**Document passage**
This is a public domain speech dataset consisting of 13,100 short audio clips of a single speaker reading passages from 7 non-fiction books. A transcription is provided for each clip. Clips vary in length from 1 to 10 seconds and have a total length of approximately 24 hours.

The texts were published between 1884 and 1964, and are in the public domain. The audio was recorded in 2016-17 by the LibriVox project and is also in the public domain.

The above information is from the LJSpeech website.

VITS

This recipe provides a VITS model trained on the LJSpeech dataset.

Pretrained model can be found here.

For tutorial and more details, please refer to the VITS documentation.

The training command is given below:

export CUDA_VISIBLE_DEVICES=0,1,2,3
./vits/train.py \
  --world-size 4 \
  --num-epochs 1000 \
  --start-epoch 1 \
  --use-fp16 1 \
  --exp-dir vits/exp \
  --max-duration 500

To inference, use:

./vits/infer.py \
  --exp-dir vits/exp \
  --epoch 1000 \
  --tokens data/tokens.txt

Quality vs speed

If you feel that the trained model is slow at runtime, you can specify the argument --model-type during training. Possible values are:

low, means low quality. The resulting model is very small in file size and runs very fast. The following is a wave file generatd by a low quality model

https://github.com/k2-fsa/icefall/assets/5284924/d5758c24-470d-40ee-b089-e57fcba81633

The text is Ask not what your country can do for you; ask what you can do for your country.

**Short problem a**
In the rows starting at the one containing "137, 705, 199]" and ending at the one containing "67, 705, 129]", rename "card-back-pattern" to "card-rear-pattern" and write those rows out again with nothing else changed.
These rows have no connection to the LJSpeech page.

**Material**
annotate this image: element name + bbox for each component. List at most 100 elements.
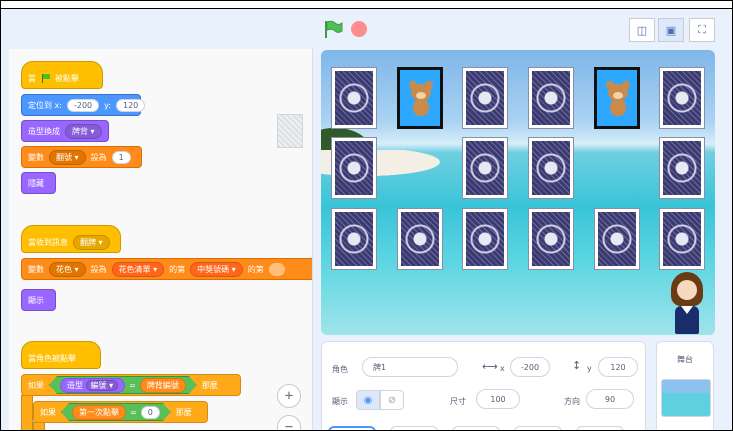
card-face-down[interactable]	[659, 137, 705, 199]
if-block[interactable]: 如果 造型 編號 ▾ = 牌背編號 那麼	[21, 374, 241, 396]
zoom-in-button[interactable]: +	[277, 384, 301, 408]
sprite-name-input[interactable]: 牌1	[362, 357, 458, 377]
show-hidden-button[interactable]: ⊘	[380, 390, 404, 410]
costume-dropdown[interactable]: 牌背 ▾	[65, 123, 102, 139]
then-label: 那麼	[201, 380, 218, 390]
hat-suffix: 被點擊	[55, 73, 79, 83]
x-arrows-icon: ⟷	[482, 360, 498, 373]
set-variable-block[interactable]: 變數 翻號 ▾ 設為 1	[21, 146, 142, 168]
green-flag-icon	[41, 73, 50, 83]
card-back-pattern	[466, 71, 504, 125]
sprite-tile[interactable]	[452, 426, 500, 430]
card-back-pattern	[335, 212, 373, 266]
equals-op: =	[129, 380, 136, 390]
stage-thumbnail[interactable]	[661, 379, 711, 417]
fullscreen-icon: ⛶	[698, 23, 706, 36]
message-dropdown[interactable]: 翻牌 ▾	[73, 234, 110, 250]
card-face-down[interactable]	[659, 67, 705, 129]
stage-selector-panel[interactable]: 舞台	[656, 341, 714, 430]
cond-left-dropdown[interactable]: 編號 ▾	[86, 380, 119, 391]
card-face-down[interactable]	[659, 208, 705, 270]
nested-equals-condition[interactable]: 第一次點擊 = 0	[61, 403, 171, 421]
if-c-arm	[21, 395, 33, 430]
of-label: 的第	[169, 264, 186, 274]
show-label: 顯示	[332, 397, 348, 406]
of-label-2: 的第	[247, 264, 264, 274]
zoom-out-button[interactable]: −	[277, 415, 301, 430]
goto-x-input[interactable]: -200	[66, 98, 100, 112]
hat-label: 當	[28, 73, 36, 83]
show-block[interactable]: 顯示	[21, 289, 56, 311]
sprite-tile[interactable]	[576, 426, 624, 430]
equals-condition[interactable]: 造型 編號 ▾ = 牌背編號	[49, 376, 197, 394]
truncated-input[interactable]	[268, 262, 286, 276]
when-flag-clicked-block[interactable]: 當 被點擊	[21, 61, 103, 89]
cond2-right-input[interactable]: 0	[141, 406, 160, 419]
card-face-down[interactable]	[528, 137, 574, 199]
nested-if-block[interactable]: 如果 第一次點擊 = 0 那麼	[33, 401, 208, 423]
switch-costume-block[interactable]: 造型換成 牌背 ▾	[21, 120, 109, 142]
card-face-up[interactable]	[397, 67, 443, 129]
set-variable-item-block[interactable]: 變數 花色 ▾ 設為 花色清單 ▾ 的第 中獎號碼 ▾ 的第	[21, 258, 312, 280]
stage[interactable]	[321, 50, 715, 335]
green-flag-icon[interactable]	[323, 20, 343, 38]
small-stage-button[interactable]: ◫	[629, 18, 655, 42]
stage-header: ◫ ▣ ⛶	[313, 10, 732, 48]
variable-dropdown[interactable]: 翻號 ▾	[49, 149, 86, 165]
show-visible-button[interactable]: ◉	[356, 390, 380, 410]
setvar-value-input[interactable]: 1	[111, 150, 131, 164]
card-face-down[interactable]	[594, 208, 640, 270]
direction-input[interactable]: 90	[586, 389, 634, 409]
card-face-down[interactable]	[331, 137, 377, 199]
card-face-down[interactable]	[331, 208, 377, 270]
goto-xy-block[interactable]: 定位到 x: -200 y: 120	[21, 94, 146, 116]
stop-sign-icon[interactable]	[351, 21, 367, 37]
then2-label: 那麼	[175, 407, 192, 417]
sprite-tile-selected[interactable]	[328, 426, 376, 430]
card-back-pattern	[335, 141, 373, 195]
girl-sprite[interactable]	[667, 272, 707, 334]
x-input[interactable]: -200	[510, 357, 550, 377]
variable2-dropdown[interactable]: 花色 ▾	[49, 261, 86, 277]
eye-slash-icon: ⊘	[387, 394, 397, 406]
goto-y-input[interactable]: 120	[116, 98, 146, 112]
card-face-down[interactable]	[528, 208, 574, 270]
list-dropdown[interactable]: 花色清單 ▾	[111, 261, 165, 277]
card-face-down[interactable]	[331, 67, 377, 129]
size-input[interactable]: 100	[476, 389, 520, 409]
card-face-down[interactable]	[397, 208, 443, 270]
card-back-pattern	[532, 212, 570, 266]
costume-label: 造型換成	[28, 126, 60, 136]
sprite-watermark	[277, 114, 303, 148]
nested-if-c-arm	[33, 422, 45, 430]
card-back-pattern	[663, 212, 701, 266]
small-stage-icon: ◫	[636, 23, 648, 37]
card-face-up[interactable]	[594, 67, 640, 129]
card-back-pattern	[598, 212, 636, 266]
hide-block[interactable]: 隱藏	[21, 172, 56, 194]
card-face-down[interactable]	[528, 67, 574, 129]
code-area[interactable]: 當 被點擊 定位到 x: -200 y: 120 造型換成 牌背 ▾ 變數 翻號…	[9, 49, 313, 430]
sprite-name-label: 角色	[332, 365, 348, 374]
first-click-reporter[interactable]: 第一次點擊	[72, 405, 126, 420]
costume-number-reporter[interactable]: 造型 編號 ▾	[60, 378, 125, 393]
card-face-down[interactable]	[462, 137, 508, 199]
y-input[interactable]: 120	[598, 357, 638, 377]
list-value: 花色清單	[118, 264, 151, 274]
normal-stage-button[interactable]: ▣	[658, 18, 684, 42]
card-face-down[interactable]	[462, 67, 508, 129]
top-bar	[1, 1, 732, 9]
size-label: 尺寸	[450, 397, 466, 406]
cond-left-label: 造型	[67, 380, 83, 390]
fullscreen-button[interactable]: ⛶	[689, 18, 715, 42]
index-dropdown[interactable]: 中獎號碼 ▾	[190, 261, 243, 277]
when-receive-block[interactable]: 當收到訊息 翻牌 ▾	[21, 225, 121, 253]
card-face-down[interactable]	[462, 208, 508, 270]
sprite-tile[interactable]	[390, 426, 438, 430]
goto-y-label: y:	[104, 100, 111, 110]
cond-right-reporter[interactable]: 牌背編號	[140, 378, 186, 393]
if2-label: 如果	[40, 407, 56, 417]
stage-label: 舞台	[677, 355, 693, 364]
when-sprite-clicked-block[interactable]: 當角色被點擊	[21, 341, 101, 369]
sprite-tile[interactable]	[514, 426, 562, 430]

**Short problem b**
On the LJSpeech page, who recorded the audio, and in what years?

**Task solution a**
card-face-down[interactable]	[659, 137, 705, 199]
if-block[interactable]: 如果 造型 編號 ▾ = 牌背編號 那麼	[21, 374, 241, 396]
zoom-in-button[interactable]: +	[277, 384, 301, 408]
sprite-name-input[interactable]: 牌1	[362, 357, 458, 377]
show-hidden-button[interactable]: ⊘	[380, 390, 404, 410]
costume-dropdown[interactable]: 牌背 ▾	[65, 123, 102, 139]
then-label: 那麼	[201, 380, 218, 390]
hat-suffix: 被點擊	[55, 73, 79, 83]
x-arrows-icon: ⟷	[482, 360, 498, 373]
set-variable-block[interactable]: 變數 翻號 ▾ 設為 1	[21, 146, 142, 168]
green-flag-icon	[41, 73, 50, 83]
card-rear-pattern	[466, 71, 504, 125]
sprite-tile[interactable]	[452, 426, 500, 430]
card-rear-pattern	[335, 212, 373, 266]
equals-op: =	[129, 380, 136, 390]
stage-thumbnail[interactable]	[661, 379, 711, 417]
fullscreen-icon: ⛶	[698, 23, 706, 36]
message-dropdown[interactable]: 翻牌 ▾	[73, 234, 110, 250]
card-face-down[interactable]	[659, 67, 705, 129]

**Task solution b**
The LibriVox project recorded it in 2016-17.